Listed records —
>> begin

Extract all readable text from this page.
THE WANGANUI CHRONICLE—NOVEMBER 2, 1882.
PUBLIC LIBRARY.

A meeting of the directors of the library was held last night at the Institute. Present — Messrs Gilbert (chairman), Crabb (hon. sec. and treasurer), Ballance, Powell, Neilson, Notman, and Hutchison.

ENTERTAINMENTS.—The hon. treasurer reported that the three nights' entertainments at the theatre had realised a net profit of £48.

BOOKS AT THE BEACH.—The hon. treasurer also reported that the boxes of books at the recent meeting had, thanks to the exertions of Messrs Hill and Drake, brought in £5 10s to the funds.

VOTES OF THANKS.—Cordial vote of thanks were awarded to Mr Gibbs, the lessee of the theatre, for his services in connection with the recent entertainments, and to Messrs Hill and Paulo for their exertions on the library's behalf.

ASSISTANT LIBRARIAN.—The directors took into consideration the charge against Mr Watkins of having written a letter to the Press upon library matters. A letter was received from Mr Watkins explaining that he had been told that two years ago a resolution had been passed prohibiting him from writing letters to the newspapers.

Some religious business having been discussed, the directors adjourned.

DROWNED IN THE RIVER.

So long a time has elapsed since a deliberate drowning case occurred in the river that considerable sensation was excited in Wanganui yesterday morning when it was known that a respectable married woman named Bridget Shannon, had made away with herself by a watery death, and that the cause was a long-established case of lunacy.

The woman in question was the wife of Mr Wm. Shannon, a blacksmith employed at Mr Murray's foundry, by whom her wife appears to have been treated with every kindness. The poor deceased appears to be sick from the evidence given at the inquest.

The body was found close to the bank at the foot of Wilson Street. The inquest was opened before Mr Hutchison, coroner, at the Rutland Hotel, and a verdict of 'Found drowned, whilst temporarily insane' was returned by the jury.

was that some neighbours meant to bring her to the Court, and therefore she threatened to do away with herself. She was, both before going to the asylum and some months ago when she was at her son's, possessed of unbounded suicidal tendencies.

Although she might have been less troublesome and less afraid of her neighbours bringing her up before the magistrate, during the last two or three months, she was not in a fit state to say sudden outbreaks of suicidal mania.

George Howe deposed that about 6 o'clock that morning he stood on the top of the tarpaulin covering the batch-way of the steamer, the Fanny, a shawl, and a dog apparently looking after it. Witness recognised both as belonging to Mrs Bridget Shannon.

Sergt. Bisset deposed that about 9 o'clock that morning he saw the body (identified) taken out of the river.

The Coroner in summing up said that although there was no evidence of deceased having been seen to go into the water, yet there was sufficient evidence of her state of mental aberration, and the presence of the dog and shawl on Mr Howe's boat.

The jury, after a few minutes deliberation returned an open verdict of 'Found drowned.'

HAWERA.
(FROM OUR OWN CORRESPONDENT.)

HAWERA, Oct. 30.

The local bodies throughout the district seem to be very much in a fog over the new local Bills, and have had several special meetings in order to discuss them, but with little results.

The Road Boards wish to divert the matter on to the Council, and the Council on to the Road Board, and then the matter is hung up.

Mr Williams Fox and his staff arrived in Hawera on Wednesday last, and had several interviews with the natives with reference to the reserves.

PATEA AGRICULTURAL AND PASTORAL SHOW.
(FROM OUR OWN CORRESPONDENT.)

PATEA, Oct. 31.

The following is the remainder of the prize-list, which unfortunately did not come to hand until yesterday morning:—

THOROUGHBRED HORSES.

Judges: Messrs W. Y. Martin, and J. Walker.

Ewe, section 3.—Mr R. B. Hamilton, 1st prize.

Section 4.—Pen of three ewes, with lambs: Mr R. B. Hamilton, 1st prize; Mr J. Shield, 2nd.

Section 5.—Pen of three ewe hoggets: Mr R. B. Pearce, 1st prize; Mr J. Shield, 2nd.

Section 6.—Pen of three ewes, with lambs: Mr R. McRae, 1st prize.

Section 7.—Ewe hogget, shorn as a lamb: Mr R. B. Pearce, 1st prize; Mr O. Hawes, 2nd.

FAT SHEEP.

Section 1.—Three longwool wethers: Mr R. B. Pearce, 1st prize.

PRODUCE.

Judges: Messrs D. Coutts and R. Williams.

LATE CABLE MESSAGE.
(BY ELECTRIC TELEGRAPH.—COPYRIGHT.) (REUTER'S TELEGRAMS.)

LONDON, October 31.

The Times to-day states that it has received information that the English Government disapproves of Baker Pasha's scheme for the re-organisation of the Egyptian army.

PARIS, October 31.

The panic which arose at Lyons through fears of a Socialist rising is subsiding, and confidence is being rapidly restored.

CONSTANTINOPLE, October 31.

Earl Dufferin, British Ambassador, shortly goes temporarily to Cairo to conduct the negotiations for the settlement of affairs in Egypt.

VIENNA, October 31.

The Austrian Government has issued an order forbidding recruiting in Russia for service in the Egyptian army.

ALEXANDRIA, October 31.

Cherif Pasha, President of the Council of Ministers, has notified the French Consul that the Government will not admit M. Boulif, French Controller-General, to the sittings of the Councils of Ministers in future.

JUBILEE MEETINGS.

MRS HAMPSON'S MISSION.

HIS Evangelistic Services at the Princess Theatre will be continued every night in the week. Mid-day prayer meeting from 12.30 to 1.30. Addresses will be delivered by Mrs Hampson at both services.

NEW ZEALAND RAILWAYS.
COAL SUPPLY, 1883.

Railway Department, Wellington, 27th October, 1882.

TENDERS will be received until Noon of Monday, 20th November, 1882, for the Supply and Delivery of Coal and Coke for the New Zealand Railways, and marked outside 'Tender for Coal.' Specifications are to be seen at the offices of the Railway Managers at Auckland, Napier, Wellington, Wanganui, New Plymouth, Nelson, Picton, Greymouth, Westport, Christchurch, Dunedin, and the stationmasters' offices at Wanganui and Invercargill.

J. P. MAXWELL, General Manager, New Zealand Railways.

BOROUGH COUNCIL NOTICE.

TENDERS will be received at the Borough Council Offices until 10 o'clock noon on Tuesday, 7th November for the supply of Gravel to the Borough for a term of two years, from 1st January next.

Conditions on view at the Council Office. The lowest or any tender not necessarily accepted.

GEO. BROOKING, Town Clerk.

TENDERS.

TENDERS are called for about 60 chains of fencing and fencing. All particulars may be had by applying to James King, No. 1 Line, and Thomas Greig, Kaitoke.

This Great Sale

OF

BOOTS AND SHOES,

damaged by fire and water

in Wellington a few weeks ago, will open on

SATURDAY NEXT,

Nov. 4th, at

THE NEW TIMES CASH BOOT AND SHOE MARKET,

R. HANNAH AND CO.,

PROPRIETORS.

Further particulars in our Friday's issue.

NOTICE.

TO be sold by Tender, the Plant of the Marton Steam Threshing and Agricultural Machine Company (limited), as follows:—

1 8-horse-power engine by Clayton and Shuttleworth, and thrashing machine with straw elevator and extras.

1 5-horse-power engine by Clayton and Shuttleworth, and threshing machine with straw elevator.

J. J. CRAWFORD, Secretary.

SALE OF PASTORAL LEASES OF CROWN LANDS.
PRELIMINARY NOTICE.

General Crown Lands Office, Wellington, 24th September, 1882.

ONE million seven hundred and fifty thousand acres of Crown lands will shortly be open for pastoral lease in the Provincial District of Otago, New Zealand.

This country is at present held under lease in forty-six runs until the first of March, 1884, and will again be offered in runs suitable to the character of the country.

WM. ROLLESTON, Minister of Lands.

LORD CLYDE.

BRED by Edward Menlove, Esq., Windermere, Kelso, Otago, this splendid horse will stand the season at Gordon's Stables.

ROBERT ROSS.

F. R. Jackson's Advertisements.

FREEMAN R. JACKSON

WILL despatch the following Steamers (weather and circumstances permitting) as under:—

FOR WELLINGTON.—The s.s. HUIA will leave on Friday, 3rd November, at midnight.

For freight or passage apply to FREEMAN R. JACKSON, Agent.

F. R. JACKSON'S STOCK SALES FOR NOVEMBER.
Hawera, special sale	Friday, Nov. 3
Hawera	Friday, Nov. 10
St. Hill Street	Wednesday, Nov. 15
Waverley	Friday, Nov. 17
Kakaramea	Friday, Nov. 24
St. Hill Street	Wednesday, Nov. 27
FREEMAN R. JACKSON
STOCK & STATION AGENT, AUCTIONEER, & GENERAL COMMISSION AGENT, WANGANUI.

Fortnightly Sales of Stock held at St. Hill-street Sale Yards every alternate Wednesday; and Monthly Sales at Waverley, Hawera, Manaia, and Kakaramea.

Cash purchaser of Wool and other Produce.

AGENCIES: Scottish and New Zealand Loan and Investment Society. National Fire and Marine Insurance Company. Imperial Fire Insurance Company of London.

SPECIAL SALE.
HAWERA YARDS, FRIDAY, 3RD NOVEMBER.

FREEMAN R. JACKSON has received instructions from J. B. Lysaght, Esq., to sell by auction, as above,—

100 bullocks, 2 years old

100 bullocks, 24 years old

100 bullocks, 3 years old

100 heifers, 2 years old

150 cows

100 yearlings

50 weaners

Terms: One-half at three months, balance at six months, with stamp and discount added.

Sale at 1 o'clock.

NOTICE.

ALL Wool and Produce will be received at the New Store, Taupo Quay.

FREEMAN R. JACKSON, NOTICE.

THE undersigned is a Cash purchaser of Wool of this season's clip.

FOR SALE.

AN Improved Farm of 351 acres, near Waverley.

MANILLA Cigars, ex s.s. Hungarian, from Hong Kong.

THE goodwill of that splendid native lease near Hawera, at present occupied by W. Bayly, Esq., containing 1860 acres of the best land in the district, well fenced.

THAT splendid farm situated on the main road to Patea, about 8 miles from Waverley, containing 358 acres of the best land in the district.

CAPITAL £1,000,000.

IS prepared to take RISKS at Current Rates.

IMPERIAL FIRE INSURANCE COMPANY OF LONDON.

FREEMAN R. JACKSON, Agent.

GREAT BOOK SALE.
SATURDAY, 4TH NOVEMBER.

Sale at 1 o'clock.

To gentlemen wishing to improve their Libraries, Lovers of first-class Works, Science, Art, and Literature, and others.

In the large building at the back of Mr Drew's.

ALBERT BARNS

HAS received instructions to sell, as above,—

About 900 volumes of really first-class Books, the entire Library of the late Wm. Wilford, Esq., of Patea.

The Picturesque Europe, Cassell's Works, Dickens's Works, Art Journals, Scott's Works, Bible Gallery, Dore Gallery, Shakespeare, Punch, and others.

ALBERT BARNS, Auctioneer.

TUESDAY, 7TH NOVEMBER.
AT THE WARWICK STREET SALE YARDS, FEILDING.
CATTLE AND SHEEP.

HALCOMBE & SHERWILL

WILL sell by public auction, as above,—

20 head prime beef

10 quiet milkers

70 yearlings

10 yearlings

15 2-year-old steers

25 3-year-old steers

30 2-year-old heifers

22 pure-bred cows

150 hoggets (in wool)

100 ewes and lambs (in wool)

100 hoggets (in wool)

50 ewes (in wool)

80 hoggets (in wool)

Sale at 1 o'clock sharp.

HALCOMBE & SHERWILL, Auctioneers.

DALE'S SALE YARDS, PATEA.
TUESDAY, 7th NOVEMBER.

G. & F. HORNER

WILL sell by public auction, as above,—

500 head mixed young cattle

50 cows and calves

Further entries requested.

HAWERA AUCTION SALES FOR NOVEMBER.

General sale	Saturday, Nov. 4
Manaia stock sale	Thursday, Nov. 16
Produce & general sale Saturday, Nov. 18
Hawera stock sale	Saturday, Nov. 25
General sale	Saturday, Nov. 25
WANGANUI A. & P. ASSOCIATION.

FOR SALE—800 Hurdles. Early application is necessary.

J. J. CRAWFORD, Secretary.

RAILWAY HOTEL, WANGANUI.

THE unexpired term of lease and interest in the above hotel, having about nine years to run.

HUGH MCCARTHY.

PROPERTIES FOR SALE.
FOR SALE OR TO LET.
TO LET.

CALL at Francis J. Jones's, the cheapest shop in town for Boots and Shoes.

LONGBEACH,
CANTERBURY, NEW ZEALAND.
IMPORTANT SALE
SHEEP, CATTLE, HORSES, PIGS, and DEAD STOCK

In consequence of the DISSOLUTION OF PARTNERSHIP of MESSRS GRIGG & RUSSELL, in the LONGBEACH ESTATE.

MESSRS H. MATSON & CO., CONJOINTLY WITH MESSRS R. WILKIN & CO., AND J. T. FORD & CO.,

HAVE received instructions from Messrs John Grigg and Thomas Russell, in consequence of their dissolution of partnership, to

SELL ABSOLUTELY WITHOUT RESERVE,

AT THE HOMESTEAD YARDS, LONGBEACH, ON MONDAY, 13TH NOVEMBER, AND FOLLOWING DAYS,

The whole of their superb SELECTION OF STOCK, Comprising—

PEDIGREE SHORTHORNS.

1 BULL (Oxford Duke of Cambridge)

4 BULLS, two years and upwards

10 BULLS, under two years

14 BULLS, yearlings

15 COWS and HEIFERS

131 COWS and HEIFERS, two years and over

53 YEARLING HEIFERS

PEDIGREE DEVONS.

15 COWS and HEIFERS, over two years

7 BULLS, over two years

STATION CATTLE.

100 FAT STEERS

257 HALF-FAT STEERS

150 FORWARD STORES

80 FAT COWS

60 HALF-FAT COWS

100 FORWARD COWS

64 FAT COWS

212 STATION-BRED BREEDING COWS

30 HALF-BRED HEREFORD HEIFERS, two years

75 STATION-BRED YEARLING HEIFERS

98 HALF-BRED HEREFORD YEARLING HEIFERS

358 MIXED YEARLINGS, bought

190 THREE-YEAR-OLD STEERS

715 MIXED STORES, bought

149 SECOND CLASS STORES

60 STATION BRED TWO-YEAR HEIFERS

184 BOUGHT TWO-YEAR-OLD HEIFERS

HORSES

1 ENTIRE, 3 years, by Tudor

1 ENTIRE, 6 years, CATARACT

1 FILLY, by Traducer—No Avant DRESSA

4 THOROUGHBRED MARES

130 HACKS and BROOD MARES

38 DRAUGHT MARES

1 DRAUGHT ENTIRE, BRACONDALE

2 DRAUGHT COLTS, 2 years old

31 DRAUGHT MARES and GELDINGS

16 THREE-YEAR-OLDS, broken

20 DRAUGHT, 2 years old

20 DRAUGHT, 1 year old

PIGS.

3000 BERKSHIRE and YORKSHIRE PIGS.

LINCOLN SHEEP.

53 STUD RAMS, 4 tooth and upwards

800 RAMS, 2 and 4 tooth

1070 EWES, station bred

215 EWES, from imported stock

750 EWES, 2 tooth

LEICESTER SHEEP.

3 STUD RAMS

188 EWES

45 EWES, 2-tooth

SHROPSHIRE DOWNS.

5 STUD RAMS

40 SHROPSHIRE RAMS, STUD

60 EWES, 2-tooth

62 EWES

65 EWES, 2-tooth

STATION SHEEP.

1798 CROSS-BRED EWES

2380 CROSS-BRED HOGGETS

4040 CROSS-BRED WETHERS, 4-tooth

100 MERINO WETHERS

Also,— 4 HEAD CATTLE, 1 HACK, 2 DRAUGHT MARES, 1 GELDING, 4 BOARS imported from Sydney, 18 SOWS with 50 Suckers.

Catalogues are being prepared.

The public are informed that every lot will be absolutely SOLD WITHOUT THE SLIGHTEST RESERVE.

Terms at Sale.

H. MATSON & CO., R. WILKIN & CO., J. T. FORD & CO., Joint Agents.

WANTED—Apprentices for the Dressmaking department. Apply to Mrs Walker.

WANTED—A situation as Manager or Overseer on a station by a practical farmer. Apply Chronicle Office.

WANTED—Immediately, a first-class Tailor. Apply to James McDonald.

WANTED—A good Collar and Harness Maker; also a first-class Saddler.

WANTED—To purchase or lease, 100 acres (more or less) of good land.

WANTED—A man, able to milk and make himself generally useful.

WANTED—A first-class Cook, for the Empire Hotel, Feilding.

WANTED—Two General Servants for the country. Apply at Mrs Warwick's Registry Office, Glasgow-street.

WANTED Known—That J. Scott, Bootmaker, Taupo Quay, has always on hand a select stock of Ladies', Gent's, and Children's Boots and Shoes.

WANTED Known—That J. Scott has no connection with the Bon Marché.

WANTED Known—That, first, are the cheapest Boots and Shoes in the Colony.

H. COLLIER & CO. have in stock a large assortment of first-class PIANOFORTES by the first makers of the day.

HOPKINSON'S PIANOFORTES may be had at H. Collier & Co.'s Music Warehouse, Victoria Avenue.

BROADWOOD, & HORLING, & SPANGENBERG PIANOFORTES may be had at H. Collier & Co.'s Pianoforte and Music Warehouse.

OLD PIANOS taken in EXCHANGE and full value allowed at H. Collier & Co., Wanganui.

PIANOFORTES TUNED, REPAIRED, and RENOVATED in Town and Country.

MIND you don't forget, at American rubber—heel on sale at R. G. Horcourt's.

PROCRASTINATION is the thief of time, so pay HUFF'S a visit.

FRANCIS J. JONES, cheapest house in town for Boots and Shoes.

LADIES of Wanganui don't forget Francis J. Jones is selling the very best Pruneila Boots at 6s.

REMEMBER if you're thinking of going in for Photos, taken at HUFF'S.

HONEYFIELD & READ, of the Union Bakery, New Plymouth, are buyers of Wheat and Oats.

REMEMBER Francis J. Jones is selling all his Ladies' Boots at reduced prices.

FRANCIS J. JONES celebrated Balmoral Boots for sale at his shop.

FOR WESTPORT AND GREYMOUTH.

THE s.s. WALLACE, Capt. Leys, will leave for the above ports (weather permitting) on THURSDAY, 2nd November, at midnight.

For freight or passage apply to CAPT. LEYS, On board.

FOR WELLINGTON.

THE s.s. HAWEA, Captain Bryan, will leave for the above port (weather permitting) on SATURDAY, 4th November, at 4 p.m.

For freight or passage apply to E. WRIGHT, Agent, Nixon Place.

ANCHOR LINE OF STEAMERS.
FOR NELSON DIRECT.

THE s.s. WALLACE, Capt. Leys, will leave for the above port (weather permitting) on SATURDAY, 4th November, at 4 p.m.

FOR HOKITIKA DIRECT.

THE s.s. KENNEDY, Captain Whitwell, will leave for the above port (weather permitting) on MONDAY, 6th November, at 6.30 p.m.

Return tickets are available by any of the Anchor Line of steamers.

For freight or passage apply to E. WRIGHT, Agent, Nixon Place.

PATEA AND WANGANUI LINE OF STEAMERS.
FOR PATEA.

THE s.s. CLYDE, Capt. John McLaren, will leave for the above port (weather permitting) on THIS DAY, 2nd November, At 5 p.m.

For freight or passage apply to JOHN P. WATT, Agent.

>> end

Find all lines holding the string "HORSES" and copy them.

Solved problem —
THOROUGHBRED HORSES.
SHEEP, CATTLE, HORSES, PIGS, and DEAD STOCK
HORSES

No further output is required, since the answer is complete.